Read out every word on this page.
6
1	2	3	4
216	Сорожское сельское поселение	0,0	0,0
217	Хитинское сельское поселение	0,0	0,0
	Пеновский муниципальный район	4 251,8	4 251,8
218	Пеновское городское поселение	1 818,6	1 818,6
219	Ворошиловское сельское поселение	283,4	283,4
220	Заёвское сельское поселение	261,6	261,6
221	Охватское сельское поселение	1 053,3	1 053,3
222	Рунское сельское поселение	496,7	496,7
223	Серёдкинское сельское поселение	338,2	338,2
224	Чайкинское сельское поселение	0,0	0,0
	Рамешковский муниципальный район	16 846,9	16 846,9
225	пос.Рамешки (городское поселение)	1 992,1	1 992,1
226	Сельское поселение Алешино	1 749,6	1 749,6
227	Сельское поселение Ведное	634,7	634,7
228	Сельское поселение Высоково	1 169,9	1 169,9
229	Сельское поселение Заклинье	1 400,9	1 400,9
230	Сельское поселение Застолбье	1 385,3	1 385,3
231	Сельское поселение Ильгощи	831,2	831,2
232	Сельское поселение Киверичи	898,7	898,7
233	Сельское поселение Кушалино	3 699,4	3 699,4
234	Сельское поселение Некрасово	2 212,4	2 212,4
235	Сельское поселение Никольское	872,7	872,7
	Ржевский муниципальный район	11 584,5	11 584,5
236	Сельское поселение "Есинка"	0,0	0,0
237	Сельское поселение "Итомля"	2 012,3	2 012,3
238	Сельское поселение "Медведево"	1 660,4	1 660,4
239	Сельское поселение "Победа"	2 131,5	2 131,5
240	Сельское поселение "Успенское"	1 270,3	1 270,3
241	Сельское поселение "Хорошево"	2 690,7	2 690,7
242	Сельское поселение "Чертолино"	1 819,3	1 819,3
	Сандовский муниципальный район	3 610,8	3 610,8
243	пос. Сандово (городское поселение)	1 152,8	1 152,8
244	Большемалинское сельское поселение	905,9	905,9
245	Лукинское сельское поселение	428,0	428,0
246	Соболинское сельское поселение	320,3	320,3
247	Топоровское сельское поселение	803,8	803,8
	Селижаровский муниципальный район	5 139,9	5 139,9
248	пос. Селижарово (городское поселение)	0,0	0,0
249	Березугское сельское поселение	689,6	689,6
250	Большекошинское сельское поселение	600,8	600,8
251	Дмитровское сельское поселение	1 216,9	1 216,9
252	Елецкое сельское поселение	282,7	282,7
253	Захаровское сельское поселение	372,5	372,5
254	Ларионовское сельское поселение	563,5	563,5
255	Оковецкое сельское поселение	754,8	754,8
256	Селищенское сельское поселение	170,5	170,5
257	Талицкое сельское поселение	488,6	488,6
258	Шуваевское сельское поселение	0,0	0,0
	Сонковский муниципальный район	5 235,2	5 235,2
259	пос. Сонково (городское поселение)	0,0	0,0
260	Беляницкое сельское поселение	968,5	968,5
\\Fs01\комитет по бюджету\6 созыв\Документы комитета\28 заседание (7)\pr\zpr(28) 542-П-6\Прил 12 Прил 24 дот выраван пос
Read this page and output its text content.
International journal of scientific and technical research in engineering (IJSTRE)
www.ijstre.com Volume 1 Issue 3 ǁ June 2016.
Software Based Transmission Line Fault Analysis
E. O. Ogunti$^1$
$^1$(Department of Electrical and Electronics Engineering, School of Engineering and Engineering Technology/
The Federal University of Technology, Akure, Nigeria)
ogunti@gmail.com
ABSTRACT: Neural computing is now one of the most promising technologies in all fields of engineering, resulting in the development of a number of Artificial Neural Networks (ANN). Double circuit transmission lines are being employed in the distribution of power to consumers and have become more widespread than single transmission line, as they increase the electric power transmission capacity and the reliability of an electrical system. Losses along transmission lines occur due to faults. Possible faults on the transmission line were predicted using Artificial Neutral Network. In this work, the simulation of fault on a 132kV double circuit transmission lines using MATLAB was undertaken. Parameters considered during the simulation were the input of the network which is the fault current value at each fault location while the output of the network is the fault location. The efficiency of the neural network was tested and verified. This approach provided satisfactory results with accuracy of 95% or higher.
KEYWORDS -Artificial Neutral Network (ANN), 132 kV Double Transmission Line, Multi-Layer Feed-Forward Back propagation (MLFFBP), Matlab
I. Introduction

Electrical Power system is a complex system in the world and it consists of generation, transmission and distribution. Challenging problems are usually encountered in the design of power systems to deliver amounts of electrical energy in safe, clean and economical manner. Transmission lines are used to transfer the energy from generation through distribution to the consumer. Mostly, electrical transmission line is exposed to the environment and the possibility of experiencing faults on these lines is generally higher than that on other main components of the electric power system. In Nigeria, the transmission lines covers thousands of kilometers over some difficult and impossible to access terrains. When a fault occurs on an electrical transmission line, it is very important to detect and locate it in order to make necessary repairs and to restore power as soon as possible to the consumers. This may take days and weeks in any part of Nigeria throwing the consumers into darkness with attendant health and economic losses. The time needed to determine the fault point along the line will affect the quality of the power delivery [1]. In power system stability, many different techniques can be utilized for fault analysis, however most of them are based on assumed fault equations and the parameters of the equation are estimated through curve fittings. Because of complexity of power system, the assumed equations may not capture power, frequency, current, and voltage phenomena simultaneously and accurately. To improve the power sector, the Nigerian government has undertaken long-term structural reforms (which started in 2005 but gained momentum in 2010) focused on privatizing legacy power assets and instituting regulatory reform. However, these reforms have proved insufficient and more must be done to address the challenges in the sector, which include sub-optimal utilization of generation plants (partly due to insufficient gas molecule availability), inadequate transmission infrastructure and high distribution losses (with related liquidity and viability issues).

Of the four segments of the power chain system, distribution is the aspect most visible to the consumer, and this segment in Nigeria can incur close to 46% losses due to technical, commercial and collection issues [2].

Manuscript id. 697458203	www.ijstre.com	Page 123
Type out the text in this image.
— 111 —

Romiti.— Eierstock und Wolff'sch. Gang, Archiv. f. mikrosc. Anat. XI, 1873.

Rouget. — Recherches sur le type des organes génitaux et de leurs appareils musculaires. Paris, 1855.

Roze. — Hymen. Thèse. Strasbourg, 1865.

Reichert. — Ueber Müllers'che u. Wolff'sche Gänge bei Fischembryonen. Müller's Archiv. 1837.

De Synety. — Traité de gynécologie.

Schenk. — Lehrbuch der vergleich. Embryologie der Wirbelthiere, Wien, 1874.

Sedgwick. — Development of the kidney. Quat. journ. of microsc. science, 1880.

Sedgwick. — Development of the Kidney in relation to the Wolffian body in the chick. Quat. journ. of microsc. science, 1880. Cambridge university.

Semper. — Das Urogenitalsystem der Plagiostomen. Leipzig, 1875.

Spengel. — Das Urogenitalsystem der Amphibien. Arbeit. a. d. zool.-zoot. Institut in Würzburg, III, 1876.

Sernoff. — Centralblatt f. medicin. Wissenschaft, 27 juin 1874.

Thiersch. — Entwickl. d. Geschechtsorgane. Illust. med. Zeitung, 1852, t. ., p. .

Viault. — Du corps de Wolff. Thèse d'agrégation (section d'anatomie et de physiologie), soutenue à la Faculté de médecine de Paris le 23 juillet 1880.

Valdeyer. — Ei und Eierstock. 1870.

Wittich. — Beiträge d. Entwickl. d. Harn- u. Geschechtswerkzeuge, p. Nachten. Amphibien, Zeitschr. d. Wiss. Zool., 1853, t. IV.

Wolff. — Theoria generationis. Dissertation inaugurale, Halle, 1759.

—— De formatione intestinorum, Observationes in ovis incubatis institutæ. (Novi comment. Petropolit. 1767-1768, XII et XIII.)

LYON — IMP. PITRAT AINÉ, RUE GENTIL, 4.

* _SET TASK_
Using the listing above, locate the lines that hold "Technology" and copy each one.

* _EXERCISE RESPONSE_
$^1$(Department of Electrical and Electronics Engineering, School of Engineering and Engineering Technology/
The Federal University of Technology, Akure, Nigeria)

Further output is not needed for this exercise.